Dataset records:
=-=-=-=-=

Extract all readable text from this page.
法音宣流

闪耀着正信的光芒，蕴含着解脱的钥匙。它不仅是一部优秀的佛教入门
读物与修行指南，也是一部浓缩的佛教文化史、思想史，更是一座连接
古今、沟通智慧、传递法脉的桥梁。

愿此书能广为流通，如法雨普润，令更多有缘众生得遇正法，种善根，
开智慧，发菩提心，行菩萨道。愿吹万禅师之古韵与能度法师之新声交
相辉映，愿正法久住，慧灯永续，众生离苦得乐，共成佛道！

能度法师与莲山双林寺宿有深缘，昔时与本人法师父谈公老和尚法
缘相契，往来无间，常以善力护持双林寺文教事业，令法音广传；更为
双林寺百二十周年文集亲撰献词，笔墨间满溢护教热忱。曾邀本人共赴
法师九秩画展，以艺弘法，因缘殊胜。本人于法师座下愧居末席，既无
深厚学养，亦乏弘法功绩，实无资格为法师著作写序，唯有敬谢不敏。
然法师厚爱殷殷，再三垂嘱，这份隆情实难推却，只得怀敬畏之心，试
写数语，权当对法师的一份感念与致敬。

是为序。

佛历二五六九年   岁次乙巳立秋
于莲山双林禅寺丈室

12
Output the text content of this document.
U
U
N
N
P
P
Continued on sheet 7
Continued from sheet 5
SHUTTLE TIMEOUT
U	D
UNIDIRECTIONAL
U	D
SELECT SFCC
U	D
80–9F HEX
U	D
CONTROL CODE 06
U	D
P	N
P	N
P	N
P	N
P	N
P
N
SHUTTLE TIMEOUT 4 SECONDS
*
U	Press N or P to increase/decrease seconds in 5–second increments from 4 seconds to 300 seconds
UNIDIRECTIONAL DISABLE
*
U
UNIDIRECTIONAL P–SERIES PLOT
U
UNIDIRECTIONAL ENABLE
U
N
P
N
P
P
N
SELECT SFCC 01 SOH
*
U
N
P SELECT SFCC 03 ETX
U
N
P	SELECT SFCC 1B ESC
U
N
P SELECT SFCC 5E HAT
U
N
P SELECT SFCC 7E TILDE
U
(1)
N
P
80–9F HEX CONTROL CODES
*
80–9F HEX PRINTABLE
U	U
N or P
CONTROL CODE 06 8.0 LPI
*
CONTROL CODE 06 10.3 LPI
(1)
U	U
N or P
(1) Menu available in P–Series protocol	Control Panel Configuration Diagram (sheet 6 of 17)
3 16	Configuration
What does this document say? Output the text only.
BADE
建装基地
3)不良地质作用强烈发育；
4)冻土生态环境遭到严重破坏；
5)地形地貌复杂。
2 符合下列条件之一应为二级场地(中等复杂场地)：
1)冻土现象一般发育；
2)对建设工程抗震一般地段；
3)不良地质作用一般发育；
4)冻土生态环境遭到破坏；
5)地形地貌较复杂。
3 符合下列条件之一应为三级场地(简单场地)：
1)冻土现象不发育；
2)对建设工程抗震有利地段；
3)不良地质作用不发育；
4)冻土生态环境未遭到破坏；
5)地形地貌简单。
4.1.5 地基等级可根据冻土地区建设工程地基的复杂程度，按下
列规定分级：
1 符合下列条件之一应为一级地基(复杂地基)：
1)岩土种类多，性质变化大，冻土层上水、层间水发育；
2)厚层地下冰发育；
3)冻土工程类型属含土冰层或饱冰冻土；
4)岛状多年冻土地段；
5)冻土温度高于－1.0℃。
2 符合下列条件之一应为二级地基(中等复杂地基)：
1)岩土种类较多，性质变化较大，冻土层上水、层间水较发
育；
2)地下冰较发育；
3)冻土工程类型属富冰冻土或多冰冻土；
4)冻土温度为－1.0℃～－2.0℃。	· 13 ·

=-=-=-=-=

● What needs to be done
Using the records given above, list every line that includes the word "from".

● Task answer
Extract all readable text from this page.
Continued from sheet 5
U	Press N or P to increase/decrease seconds in 5–second increments from 4 seconds to 300 seconds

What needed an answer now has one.